— start SOURCE RECORDS —
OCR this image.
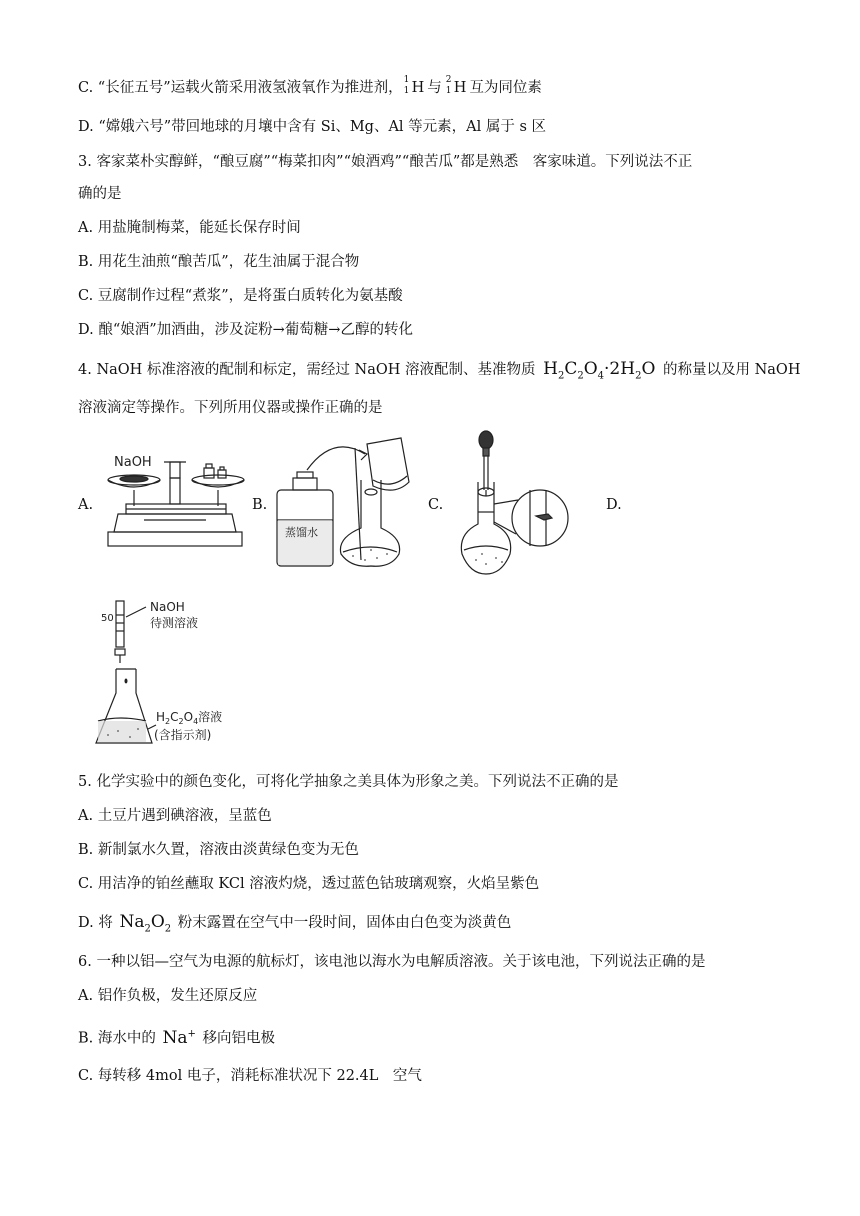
C. “长征五号”运载火箭采用液氢液氧作为推进剂， 1
1 H 与 2
1 H 互为同位素
D. “嫦娥六号”带回地球的月壤中含有 Si、Mg、Al 等元素，Al 属于 s 区
3. 客家菜朴实醇鲜，“酿豆腐”“梅菜扣肉”“娘酒鸡”“酿苦瓜”都是熟悉　客家味道。下列说法不正
确的是
A. 用盐腌制梅菜，能延长保存时间
B. 用花生油煎“酿苦瓜”，花生油属于混合物
C. 豆腐制作过程“煮浆”，是将蛋白质转化为氨基酸
D. 酿“娘酒”加酒曲，涉及淀粉→葡萄糖→乙醇的转化
4. NaOH 标准溶液的配制和标定，需经过 NaOH 溶液配制、基准物质 $H_2C_2O_4\cdot 2H_2O$ 的称量以及用 NaOH
溶液滴定等操作。下列所用仪器或操作正确的是
A.	B.	C.	D.
NaOH
蒸馏水
50
NaOH
待测溶液
$H_2C_2O_4$溶液
(含指示剂)
5. 化学实验中的颜色变化，可将化学抽象之美具体为形象之美。下列说法不正确的是
A. 土豆片遇到碘溶液，呈蓝色
B. 新制氯水久置，溶液由淡黄绿色变为无色
C. 用洁净的铂丝蘸取 KCl 溶液灼烧，透过蓝色钴玻璃观察，火焰呈紫色
D. 将 $Na_2O_2$ 粉末露置在空气中一段时间，固体由白色变为淡黄色
6. 一种以铝—空气为电源的航标灯，该电池以海水为电解质溶液。关于该电池，下列说法正确的是
A. 铝作负极，发生还原反应
B. 海水中的 Na+ 移向铝电极
C. 每转移 4mol 电子，消耗标准状况下 22.4L　空气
— end SOURCE RECORDS —
GIVEN PROBLEM ▸ Repeat the data exactly in full, omitting its pictures.

RESPONSE FOR THIS EXERCISE ▸
OCR this image.
C. “长征五号”运载火箭采用液氢液氧作为推进剂， 1
1 H 与 2
1 H 互为同位素
D. “嫦娥六号”带回地球的月壤中含有 Si、Mg、Al 等元素，Al 属于 s 区
3. 客家菜朴实醇鲜，“酿豆腐”“梅菜扣肉”“娘酒鸡”“酿苦瓜”都是熟悉　客家味道。下列说法不正
确的是
A. 用盐腌制梅菜，能延长保存时间
B. 用花生油煎“酿苦瓜”，花生油属于混合物
C. 豆腐制作过程“煮浆”，是将蛋白质转化为氨基酸
D. 酿“娘酒”加酒曲，涉及淀粉→葡萄糖→乙醇的转化
4. NaOH 标准溶液的配制和标定，需经过 NaOH 溶液配制、基准物质 $H_2C_2O_4\cdot 2H_2O$ 的称量以及用 NaOH
溶液滴定等操作。下列所用仪器或操作正确的是
A.	B.	C.	D.
NaOH
蒸馏水
50
NaOH
待测溶液
$H_2C_2O_4$溶液
(含指示剂)
5. 化学实验中的颜色变化，可将化学抽象之美具体为形象之美。下列说法不正确的是
A. 土豆片遇到碘溶液，呈蓝色
B. 新制氯水久置，溶液由淡黄绿色变为无色
C. 用洁净的铂丝蘸取 KCl 溶液灼烧，透过蓝色钴玻璃观察，火焰呈紫色
D. 将 $Na_2O_2$ 粉末露置在空气中一段时间，固体由白色变为淡黄色
6. 一种以铝—空气为电源的航标灯，该电池以海水为电解质溶液。关于该电池，下列说法正确的是
A. 铝作负极，发生还原反应
B. 海水中的 Na+ 移向铝电极
C. 每转移 4mol 电子，消耗标准状况下 22.4L　空气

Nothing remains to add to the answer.